Task inputs:
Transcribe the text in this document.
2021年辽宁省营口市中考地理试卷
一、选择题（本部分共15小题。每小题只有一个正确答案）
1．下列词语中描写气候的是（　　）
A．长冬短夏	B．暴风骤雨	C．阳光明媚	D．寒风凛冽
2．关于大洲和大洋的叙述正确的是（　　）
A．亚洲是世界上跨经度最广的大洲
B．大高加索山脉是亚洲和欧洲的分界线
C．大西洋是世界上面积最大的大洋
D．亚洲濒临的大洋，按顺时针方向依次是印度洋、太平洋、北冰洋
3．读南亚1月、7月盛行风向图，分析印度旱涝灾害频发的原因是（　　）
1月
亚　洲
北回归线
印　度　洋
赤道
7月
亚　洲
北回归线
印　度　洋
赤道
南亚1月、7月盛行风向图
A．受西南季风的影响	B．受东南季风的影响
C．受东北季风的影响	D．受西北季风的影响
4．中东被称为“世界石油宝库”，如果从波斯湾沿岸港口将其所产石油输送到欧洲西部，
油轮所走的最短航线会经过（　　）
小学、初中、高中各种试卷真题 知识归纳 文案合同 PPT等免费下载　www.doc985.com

Instructions for the task:
Every line above should be retyped exactly as given.

Written solution:
Transcribe the text in this document.
2021年辽宁省营口市中考地理试卷
一、选择题（本部分共15小题。每小题只有一个正确答案）
1．下列词语中描写气候的是（　　）
A．长冬短夏	B．暴风骤雨	C．阳光明媚	D．寒风凛冽
2．关于大洲和大洋的叙述正确的是（　　）
A．亚洲是世界上跨经度最广的大洲
B．大高加索山脉是亚洲和欧洲的分界线
C．大西洋是世界上面积最大的大洋
D．亚洲濒临的大洋，按顺时针方向依次是印度洋、太平洋、北冰洋
3．读南亚1月、7月盛行风向图，分析印度旱涝灾害频发的原因是（　　）
1月
亚　洲
北回归线
印　度　洋
赤道
7月
亚　洲
北回归线
印　度　洋
赤道
南亚1月、7月盛行风向图
A．受西南季风的影响	B．受东南季风的影响
C．受东北季风的影响	D．受西北季风的影响
4．中东被称为“世界石油宝库”，如果从波斯湾沿岸港口将其所产石油输送到欧洲西部，
油轮所走的最短航线会经过（　　）
小学、初中、高中各种试卷真题 知识归纳 文案合同 PPT等免费下载　www.doc985.com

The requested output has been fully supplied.